Required work ▸
Can you set down, word for word, the part of the software requirements quotes below starting with "Software Specifications and" and going on through "in October 2003."?

— Begin Document segment —

Software Requirements & Specifications by Michael Jackson

Selected quotes from
Michael Jackson.
Software Specifications and Requirements: a lexicon of practice, principles and prejudices
Addison-Wesley, 1995.
ISBN 0-201-87712-0 [ See this book at]
compiled by Tom Verhoeff in October 2003.


p. 1
"To develop software is to build a Machine, simply by describing it. This is one good reason for regarding software development as engineering. ... The parts of the world that will affect the machine and will be affected by it are its Application Domain. ..."

"This distinction between the machine and the application domain is the key to the much-cited (but little understood) distinction between What and How: what the system does is to be sought in the application domain, while how it does it is to be sought in the machine itself. The problem is in the application domain. The machine is the solution."

"An inability to discuss problems explicitly has been one of the most glaring deficiencies of software practice and theory. ... writers on development method claim to offer an analysis of a problem when in fact they offer only an outline of a solution, leaving the problem unexplored and unexplained."

— End Document segment —
— Begin Data extract —

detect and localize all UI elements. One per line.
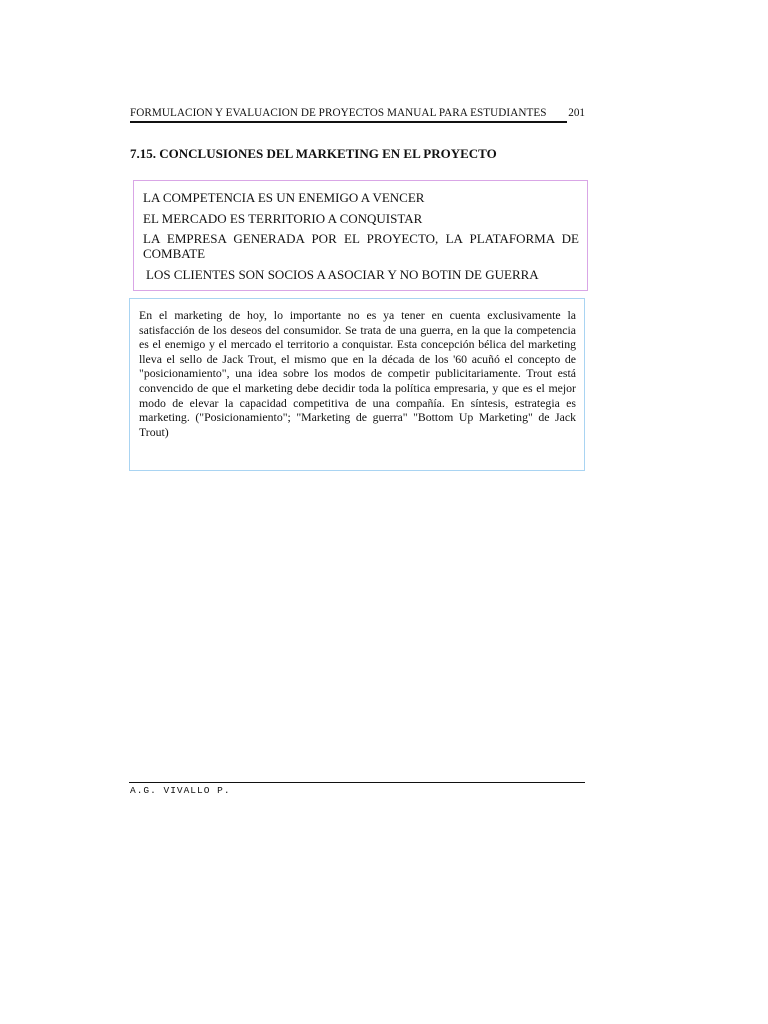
page-number: 201 xyxy=(568,107,585,119)
body-paragraph: En el marketing de hoy, lo importante no es ya tener en cuenta exclusivamente la satisfacción de los deseos del consumidor. Se trata de una guerra, en la que la competencia es el enemigo y el mercado el territorio a conquistar. Esta concepción bélica del marketing lleva el sello de Jack Trout, el mismo que en la década de los '60 acuñó el concepto de "posicionamiento", una idea sobre los modos de competir publicitariamente. Trout está convencido de que el marketing debe decidir toda la política empresaria, y que es el mejor modo de elevar la capacidad competitiva de una compañía. En síntesis, estrategia es marketing. ("Posicionamiento"; "Marketing de guerra" "Bottom Up Marketing" de Jack Trout) xyxy=(139,308,576,439)
header-rule xyxy=(130,121,567,123)
principle-line: LA COMPETENCIA ES UN ENEMIGO A VENCER xyxy=(143,190,425,205)
running-header xyxy=(130,107,585,123)
section-heading: 7.15. CONCLUSIONES DEL MARKETING EN EL PROYECTO xyxy=(130,146,497,161)
principles-box xyxy=(133,180,588,291)
text-box xyxy=(129,298,585,471)
header-title: FORMULACION Y EVALUACION DE PROYECTOS MANUAL PARA ESTUDIANTES xyxy=(130,107,547,119)
footer-rule xyxy=(129,782,585,783)
principle-line: EL MERCADO ES TERRITORIO A CONQUISTAR xyxy=(143,210,423,226)
footer-author: A.G. VIVALLO P. xyxy=(130,785,231,796)
principle-line: LOS CLIENTES SON SOCIOS A ASOCIAR Y NO BOTIN DE GUERRA xyxy=(146,266,539,282)
principle-line: LA EMPRESA GENERADA POR EL PROYECTO, LA PLATAFORMA DE COMBATE xyxy=(143,231,579,261)
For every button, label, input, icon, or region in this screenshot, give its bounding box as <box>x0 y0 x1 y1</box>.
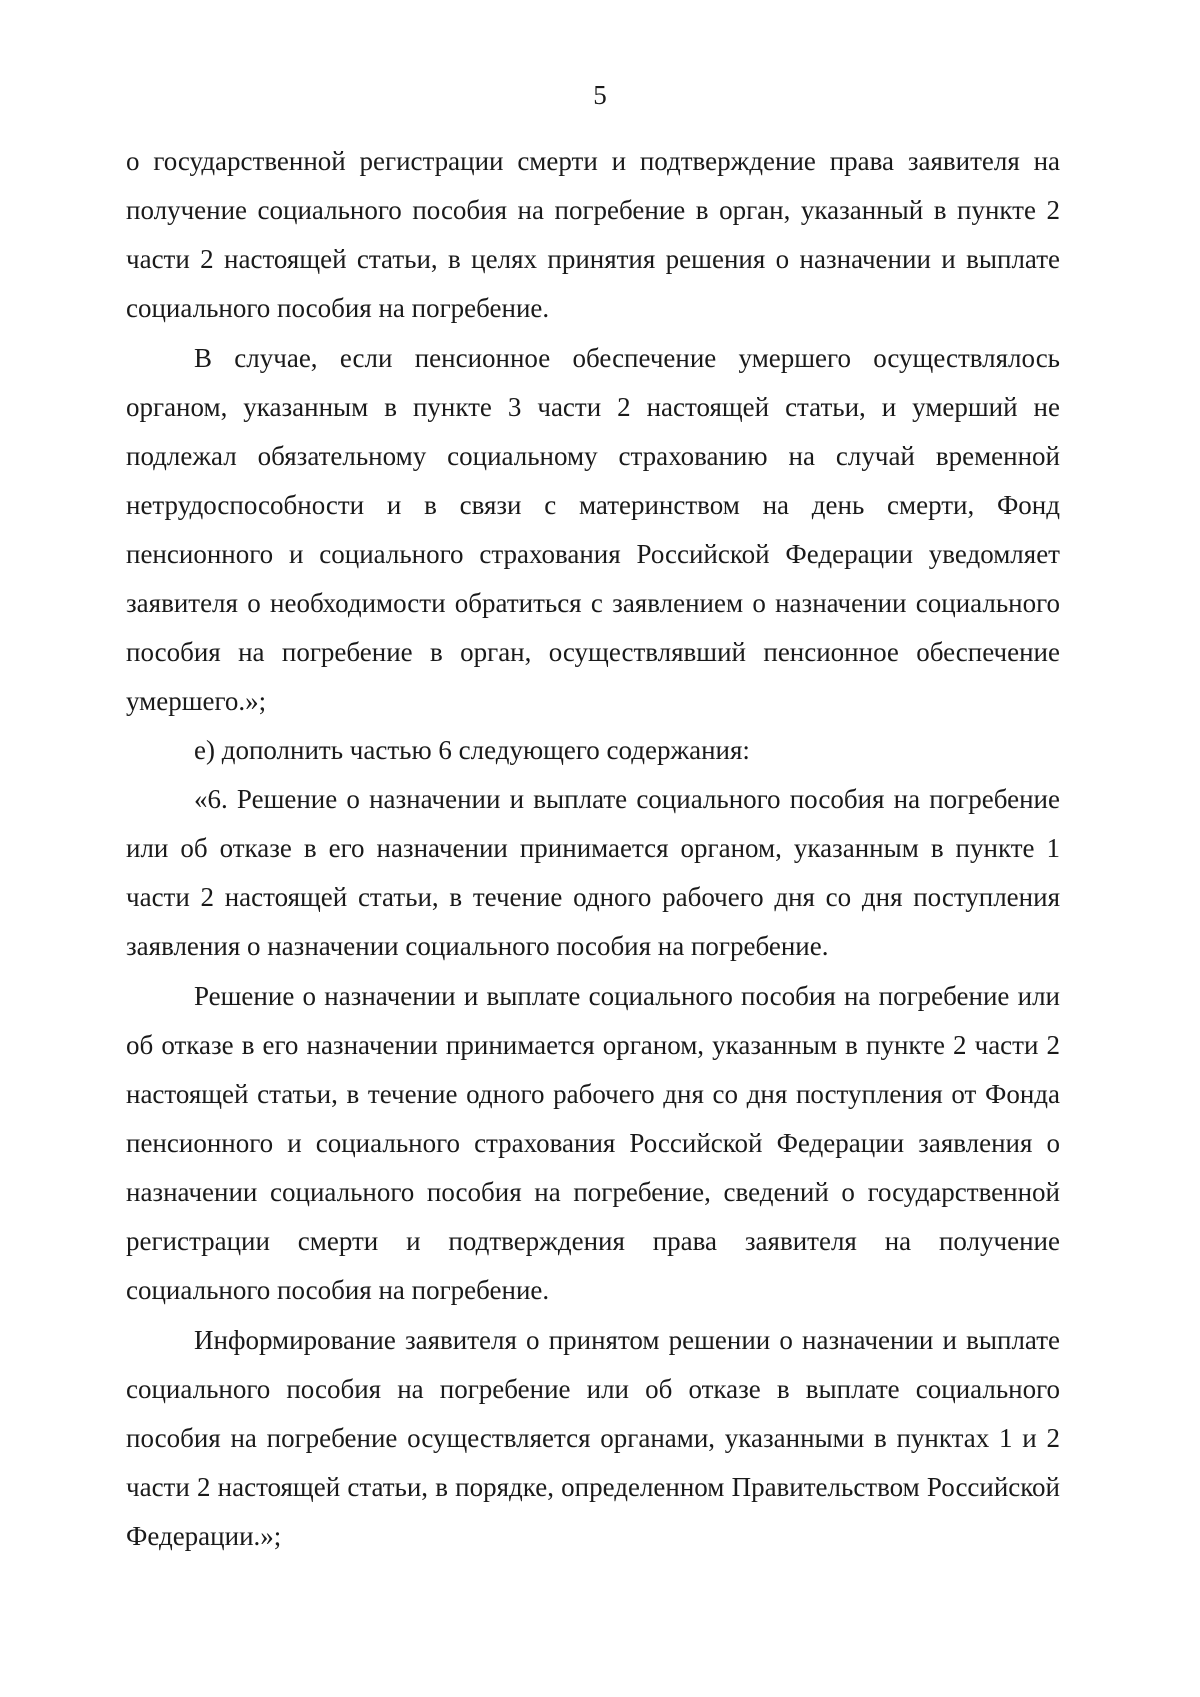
paragraph-pension-notice: В случае, если пенсионное обеспечение умершего осуществлялось органом, указанным в пункте 3 части 2 настоящей статьи, и умерший не подлежал обязательному социальному страхованию на случай временной нетрудоспособности и в связи с материнством на день смерти, Фонд пенсионного и социального страхования Российской Федерации уведомляет заявителя о необходимости обратиться с заявлением о назначении социального пособия на погребение в орган, осуществлявший пенсионное обеспечение умершего.»; <box>126 343 1060 716</box>
paragraph-informing-applicant: Информирование заявителя о принятом решении о назначении и выплате социального пособия на погребение или об отказе в выплате социального пособия на погребение осуществляется органами, указанными в пунктах 1 и 2 части 2 настоящей статьи, в порядке, определенном Правительством Российской Федерации.»; <box>126 1325 1060 1551</box>
page-number: 5 <box>593 80 607 110</box>
paragraph-decision-point-2: Решение о назначении и выплате социального пособия на погребение или об отказе в его назначении принимается органом, указанным в пункте 2 части 2 настоящей статьи, в течение одного рабочего дня со дня поступления от Фонда пенсионного и социального страхования Российской Федерации заявления о назначении социального пособия на погребение, сведений о государственной регистрации смерти и подтверждения права заявителя на получение социального пособия на погребение. <box>126 981 1060 1305</box>
document-body <box>126 137 1060 1561</box>
paragraph-part-6-decision: «6. Решение о назначении и выплате социального пособия на погребение или об отказе в его назначении принимается органом, указанным в пункте 1 части 2 настоящей статьи, в течение одного рабочего дня со дня поступления заявления о назначении социального пособия на погребение. <box>126 784 1060 961</box>
paragraph-continuation: о государственной регистрации смерти и подтверждение права заявителя на получение социального пособия на погребение в орган, указанный в пункте 2 части 2 настоящей статьи, в целях принятия решения о назначении и выплате социального пособия на погребение. <box>126 146 1060 323</box>
paragraph-amendment-e: е) дополнить частью 6 следующего содержания: <box>194 735 750 765</box>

— End Data extract —

Task response ▸
Software Specifications and Requirements: a lexicon of practice, principles and prejudices
Addison-Wesley, 1995.
ISBN 0-201-87712-0 [ See this book at]
compiled by Tom Verhoeff in October 2003.